PROBLEM> Return, unchanged, the lines starting at the line that contains "660, 1211, 1436]" and ending at the line that contains "1074, 918, 1436]", with both of those lines included.

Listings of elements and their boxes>
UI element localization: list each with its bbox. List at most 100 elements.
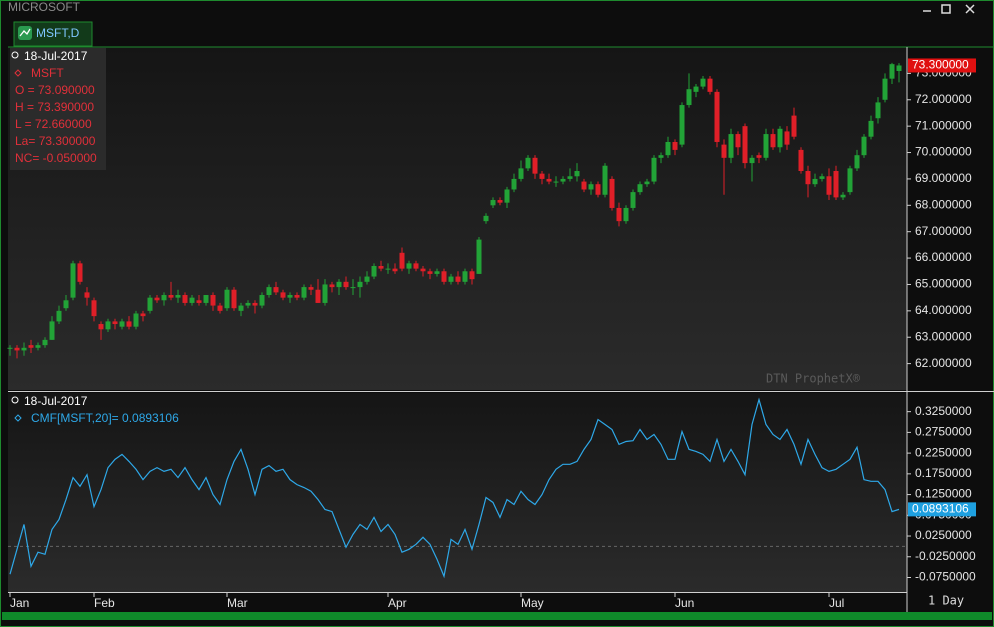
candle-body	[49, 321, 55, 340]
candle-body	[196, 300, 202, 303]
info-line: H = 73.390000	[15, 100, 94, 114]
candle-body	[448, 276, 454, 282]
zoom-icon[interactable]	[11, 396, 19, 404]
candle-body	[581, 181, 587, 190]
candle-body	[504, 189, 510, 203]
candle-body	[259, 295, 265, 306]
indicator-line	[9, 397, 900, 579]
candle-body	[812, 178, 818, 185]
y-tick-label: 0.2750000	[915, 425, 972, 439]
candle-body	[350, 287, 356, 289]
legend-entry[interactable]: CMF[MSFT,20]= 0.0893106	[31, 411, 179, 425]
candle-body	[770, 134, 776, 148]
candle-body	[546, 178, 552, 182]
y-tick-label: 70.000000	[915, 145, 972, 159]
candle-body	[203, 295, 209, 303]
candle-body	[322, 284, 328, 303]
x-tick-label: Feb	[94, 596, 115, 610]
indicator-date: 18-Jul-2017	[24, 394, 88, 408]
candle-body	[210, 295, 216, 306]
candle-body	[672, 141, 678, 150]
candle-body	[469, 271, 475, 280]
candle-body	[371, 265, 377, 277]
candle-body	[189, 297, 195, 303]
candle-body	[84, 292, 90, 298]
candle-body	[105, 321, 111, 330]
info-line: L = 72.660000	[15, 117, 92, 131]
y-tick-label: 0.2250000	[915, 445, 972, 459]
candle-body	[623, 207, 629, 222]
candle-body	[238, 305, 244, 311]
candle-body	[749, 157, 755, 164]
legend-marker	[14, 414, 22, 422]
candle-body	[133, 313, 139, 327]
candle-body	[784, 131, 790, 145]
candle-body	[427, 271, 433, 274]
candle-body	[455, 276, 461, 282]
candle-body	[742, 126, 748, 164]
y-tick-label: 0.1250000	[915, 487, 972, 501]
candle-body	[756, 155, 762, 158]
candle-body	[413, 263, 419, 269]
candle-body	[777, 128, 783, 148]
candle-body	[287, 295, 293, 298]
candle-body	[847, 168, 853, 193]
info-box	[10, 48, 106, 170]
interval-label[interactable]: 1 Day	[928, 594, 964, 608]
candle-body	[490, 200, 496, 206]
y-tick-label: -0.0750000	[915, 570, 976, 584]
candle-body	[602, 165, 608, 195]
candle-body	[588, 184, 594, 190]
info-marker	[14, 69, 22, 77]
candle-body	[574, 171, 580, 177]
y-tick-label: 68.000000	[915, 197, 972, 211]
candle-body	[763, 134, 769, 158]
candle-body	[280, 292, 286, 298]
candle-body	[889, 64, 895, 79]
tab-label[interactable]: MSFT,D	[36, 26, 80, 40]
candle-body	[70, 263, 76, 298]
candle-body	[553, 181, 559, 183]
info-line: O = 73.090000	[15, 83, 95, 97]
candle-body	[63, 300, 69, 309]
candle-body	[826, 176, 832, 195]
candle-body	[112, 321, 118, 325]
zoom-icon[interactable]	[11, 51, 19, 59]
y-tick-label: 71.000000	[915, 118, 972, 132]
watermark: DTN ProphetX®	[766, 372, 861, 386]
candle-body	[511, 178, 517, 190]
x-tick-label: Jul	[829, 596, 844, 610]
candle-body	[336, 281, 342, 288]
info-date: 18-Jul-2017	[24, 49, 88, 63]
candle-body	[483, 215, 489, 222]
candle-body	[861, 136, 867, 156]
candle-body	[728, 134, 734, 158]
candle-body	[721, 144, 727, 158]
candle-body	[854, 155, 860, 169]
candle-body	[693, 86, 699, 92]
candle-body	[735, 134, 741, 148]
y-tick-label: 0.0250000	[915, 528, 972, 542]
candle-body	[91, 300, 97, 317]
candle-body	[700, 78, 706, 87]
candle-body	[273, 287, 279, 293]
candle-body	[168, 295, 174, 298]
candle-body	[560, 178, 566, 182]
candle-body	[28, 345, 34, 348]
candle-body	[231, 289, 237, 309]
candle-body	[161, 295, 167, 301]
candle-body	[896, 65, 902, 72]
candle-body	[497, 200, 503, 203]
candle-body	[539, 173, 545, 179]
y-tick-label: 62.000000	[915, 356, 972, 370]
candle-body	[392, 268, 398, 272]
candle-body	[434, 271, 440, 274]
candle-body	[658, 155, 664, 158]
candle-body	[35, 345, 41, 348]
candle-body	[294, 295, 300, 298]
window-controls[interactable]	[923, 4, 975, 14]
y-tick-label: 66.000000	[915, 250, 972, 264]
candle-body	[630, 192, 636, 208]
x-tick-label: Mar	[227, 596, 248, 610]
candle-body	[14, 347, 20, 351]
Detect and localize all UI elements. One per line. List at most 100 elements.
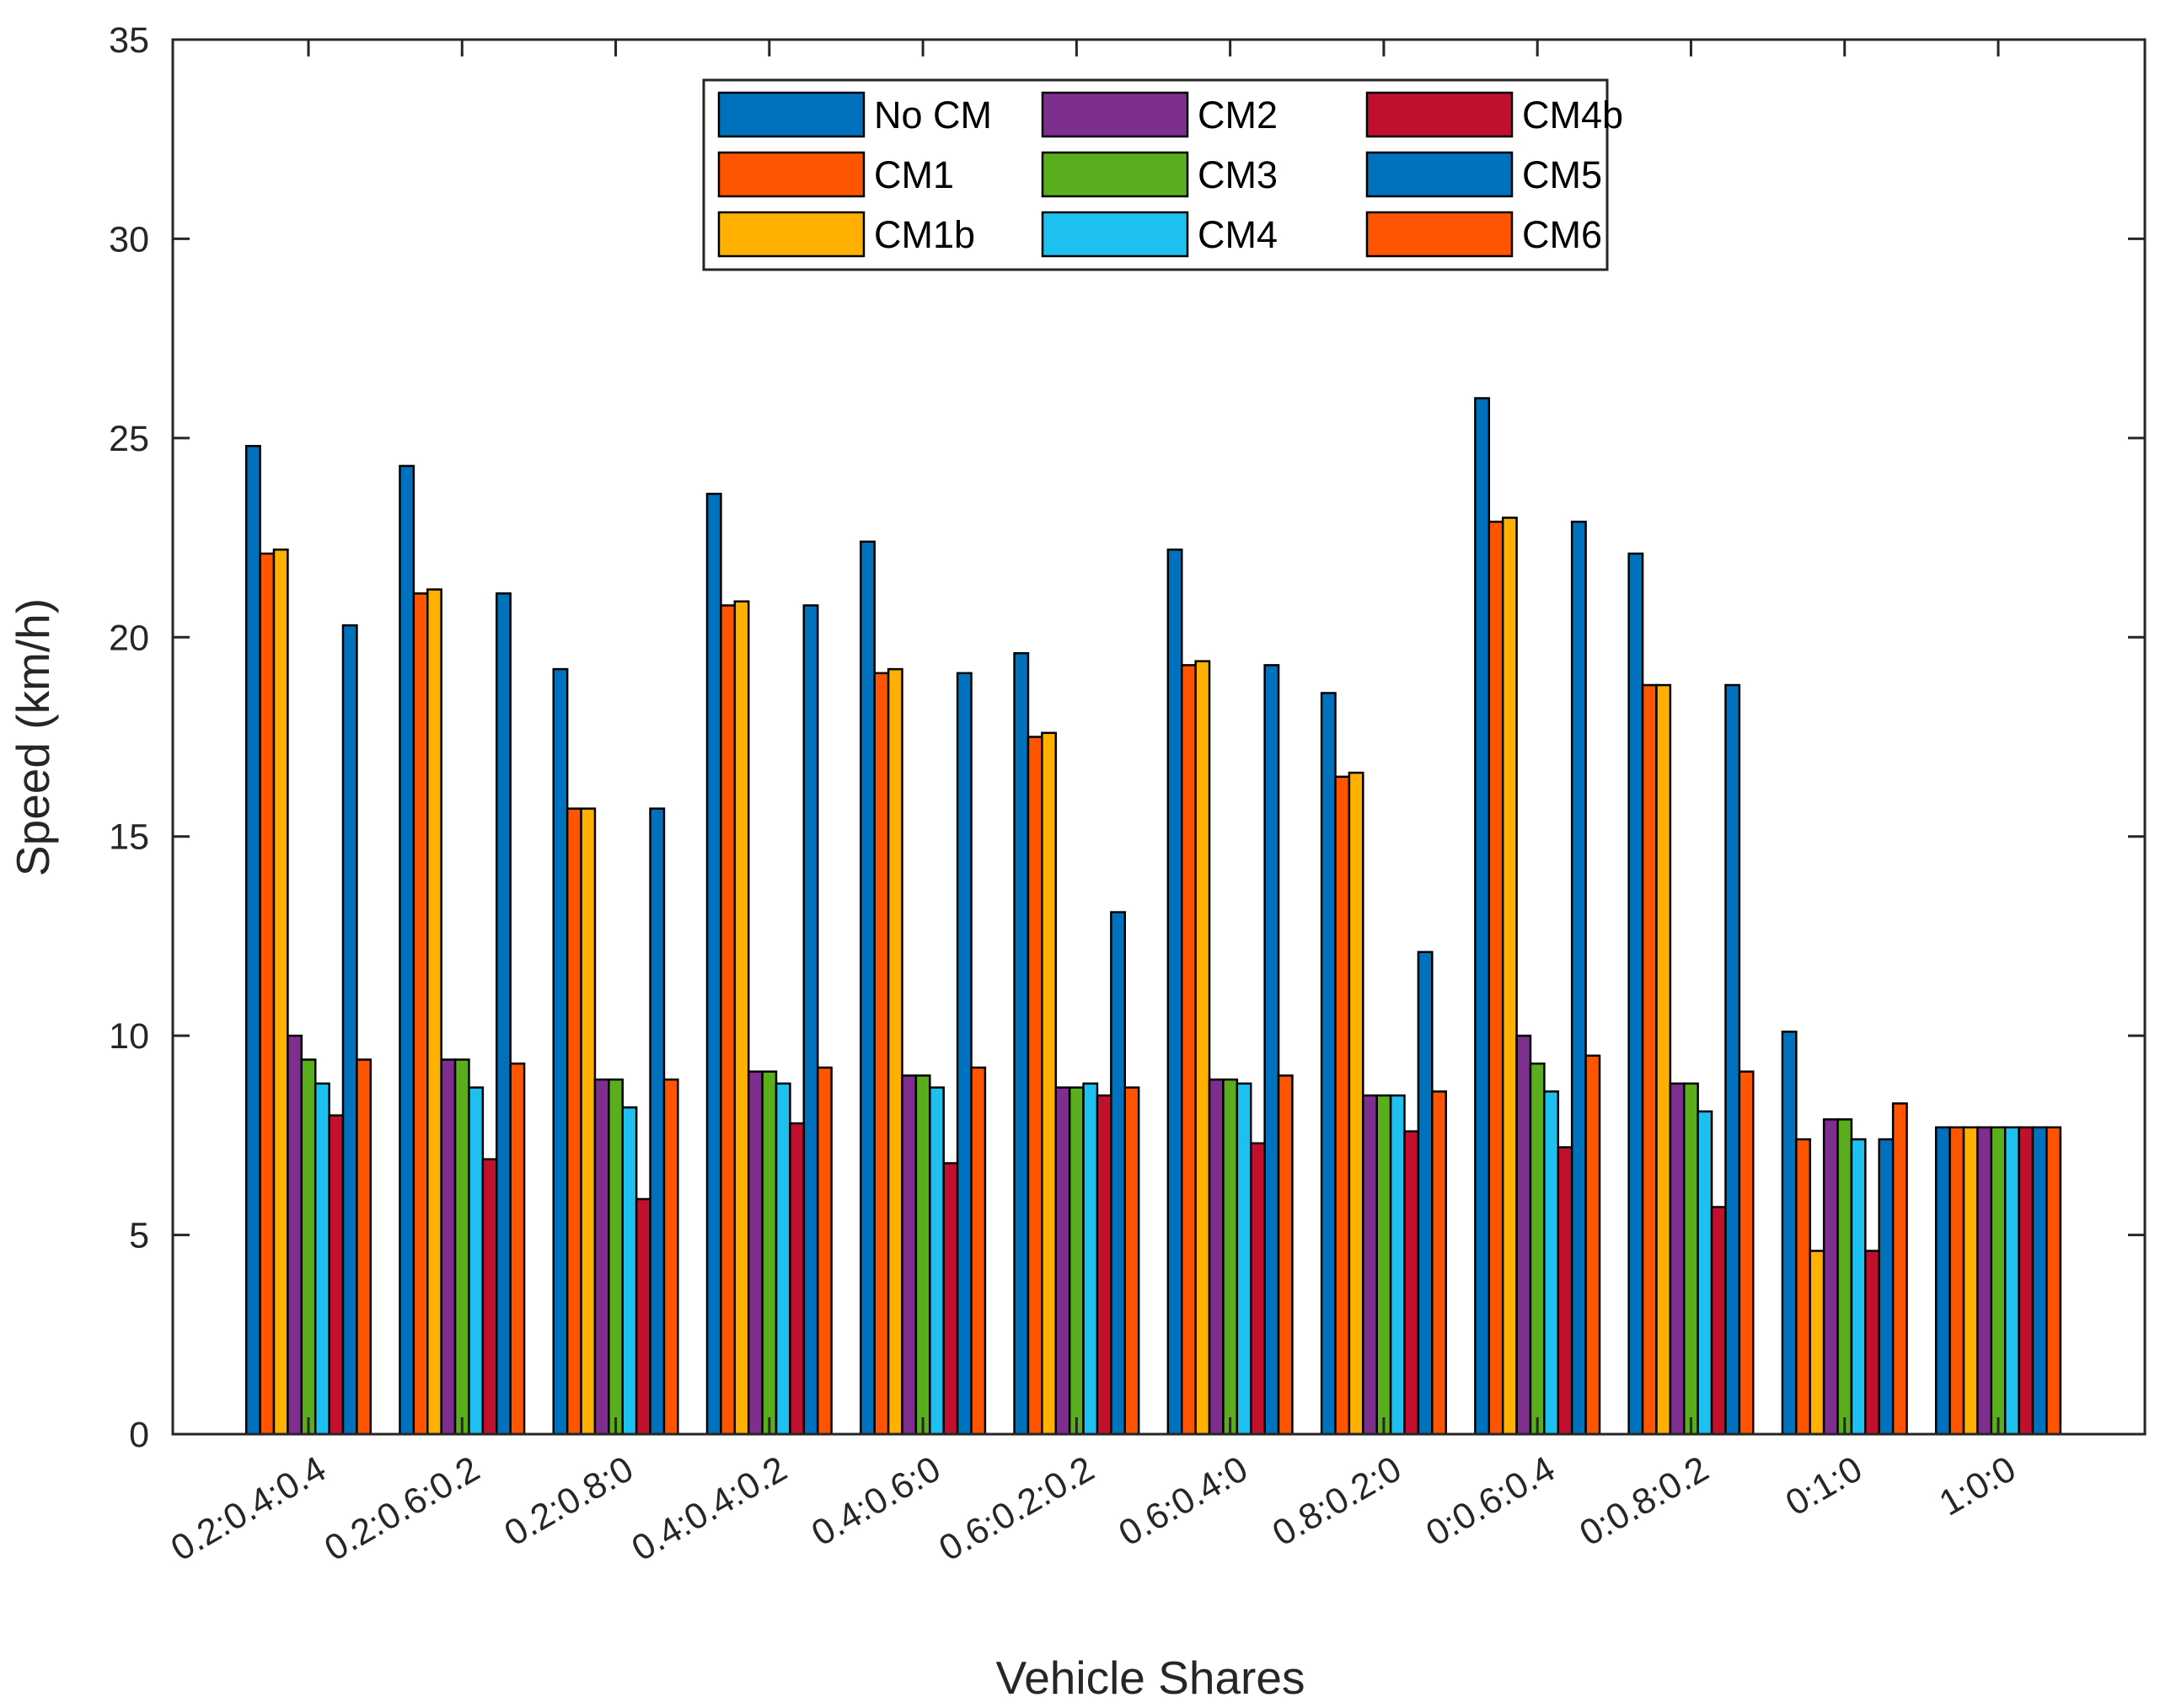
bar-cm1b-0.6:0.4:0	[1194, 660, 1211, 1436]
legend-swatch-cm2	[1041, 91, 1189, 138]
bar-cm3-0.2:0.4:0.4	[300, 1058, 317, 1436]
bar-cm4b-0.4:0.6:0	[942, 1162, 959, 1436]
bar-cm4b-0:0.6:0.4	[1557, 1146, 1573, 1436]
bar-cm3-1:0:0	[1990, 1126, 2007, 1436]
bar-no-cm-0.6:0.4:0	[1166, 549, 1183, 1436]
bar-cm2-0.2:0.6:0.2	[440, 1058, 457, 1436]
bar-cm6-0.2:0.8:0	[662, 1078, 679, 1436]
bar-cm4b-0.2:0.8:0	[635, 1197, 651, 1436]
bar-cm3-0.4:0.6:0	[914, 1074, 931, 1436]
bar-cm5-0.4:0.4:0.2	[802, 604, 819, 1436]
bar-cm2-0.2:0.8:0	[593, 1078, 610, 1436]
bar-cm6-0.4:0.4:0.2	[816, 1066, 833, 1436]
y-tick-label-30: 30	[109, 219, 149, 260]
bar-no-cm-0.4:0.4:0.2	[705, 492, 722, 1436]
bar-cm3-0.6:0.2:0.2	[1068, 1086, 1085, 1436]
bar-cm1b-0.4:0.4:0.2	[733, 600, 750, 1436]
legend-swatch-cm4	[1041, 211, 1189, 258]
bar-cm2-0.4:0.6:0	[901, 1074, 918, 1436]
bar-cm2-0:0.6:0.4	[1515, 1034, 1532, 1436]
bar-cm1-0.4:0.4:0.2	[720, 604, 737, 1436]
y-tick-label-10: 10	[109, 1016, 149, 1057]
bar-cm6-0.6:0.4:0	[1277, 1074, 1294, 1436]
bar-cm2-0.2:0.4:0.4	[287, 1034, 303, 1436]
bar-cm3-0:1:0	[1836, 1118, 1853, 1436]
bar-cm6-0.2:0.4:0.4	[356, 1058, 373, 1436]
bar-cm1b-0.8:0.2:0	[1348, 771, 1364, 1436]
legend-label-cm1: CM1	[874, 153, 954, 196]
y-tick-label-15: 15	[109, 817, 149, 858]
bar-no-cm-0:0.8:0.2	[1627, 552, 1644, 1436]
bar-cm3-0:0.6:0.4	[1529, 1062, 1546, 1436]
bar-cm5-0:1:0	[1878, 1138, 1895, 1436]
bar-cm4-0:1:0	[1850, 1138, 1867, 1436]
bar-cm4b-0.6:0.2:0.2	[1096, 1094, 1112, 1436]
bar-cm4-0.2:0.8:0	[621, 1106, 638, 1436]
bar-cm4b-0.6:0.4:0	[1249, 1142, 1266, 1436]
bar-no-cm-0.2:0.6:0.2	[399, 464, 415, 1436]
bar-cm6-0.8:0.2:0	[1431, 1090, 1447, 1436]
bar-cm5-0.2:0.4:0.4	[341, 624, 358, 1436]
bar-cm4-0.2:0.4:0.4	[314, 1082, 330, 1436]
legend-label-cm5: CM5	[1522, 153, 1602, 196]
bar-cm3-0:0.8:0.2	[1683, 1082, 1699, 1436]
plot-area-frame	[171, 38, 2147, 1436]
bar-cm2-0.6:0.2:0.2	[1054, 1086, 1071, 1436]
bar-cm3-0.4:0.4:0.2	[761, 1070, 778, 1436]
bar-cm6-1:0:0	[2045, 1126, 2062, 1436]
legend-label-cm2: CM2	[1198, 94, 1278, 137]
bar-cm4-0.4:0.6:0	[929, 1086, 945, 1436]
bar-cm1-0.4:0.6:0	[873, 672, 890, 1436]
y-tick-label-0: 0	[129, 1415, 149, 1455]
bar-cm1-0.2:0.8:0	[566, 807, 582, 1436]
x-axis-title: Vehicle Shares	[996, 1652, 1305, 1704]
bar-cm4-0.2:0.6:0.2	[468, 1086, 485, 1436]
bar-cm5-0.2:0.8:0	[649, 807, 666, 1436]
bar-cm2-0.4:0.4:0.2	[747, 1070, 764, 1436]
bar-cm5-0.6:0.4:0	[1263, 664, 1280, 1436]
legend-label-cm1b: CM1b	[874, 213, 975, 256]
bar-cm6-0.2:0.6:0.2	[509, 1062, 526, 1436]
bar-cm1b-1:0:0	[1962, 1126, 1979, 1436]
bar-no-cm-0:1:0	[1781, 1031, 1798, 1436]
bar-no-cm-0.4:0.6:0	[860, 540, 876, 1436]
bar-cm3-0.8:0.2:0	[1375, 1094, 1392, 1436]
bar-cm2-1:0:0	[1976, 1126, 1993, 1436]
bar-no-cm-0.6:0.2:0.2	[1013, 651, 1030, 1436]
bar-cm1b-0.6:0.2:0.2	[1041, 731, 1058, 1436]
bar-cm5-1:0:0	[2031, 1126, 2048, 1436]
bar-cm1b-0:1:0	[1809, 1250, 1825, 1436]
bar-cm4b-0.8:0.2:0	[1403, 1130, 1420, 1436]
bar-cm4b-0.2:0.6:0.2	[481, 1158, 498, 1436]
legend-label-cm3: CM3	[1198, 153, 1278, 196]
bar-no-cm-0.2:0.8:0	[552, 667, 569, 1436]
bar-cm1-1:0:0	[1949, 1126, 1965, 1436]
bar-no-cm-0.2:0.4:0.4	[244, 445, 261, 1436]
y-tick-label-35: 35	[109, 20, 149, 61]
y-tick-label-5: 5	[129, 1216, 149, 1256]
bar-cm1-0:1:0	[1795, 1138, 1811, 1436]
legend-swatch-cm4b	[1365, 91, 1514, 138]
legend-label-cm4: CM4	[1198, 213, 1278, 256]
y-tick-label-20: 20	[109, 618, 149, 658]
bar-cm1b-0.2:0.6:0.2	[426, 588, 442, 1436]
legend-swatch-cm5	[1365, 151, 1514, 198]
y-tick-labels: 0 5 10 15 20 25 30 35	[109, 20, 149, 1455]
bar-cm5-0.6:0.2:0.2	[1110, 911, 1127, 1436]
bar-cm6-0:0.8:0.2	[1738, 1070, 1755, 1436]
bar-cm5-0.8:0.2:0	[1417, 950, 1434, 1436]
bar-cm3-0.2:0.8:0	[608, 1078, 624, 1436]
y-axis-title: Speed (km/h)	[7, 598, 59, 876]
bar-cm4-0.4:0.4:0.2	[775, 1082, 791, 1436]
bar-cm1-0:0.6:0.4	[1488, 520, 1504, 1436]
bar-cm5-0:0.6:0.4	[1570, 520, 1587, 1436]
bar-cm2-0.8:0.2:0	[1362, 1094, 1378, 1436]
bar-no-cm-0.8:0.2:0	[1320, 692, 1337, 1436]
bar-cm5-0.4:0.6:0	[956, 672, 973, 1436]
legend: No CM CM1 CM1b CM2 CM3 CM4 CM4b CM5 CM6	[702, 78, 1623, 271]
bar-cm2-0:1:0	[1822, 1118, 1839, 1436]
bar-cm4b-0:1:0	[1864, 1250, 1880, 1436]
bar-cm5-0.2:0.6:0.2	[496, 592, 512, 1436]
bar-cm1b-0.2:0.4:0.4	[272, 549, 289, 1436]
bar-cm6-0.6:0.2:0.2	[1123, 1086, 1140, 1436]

WRITTEN SOLUTION>
bar-cm1b-0.6:0.4:0	[1194, 660, 1211, 1436]
legend-swatch-cm2	[1041, 91, 1189, 138]
bar-cm3-0.2:0.4:0.4	[300, 1058, 317, 1436]
bar-cm4b-0.4:0.6:0	[942, 1162, 959, 1436]
bar-cm4b-0:0.6:0.4	[1557, 1146, 1573, 1436]
bar-cm3-1:0:0	[1990, 1126, 2007, 1436]
bar-no-cm-0.6:0.4:0	[1166, 549, 1183, 1436]
bar-cm2-0.2:0.6:0.2	[440, 1058, 457, 1436]
bar-cm6-0.2:0.8:0	[662, 1078, 679, 1436]
bar-cm4b-0.2:0.8:0	[635, 1197, 651, 1436]
bar-cm3-0.4:0.6:0	[914, 1074, 931, 1436]
bar-cm5-0.4:0.4:0.2	[802, 604, 819, 1436]
bar-cm2-0.2:0.8:0	[593, 1078, 610, 1436]
bar-cm6-0.4:0.4:0.2	[816, 1066, 833, 1436]
y-tick-label-30: 30	[109, 219, 149, 260]
bar-no-cm-0.4:0.4:0.2	[705, 492, 722, 1436]
bar-cm3-0.6:0.2:0.2	[1068, 1086, 1085, 1436]
bar-cm1b-0.4:0.4:0.2	[733, 600, 750, 1436]
legend-swatch-cm4	[1041, 211, 1189, 258]
bar-cm2-0.4:0.6:0	[901, 1074, 918, 1436]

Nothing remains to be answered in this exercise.